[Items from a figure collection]
## START
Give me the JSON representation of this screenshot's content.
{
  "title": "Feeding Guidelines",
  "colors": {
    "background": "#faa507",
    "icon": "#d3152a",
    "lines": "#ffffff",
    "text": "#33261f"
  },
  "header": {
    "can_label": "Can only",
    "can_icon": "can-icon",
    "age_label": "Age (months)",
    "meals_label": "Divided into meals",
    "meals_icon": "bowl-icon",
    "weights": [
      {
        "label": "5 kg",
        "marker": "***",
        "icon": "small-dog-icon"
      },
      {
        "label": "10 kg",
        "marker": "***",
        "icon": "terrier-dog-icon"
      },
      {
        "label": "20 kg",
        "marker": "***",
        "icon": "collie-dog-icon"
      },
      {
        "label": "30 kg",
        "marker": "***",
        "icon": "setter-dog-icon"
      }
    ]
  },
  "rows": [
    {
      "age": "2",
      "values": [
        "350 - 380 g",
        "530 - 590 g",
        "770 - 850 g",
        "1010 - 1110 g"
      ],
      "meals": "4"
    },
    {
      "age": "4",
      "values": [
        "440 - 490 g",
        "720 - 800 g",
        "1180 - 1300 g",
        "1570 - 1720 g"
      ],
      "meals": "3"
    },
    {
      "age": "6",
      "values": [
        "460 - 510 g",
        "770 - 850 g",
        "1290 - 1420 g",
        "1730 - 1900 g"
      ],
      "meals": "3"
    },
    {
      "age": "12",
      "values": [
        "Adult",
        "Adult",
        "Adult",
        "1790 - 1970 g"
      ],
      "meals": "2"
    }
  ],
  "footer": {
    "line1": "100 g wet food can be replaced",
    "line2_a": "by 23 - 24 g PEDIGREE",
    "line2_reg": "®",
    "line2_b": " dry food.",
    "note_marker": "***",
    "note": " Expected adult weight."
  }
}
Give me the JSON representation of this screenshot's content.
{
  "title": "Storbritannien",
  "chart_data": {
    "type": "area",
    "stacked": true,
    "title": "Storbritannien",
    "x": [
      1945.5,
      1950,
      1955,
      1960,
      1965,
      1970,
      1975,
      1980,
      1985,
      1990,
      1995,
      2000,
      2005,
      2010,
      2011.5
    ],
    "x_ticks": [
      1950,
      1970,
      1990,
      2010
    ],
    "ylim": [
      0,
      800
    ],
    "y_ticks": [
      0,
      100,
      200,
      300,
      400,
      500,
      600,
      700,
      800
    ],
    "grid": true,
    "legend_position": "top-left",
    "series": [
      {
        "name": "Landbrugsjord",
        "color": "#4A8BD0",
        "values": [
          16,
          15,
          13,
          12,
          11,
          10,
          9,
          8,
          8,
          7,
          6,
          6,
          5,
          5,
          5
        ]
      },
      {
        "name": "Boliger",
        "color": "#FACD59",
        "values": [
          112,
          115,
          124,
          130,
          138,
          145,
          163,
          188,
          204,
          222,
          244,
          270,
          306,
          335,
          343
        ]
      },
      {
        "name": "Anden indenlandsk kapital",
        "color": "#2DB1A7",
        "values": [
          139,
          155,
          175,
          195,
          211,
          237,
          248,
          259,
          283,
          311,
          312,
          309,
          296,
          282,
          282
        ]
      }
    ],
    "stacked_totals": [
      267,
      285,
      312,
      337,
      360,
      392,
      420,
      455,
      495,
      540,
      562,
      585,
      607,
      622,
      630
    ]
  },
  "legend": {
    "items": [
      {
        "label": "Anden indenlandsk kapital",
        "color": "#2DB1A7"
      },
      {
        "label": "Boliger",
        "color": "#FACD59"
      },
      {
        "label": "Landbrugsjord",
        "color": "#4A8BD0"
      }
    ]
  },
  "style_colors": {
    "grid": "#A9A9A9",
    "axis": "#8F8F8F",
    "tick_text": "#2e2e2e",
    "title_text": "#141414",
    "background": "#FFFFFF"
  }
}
## END
Exercise instructions
Copy each line holding the word "Anden" from the listing above.

Task output
        "name": "Anden indenlandsk kapital",
        "label": "Anden indenlandsk kapital",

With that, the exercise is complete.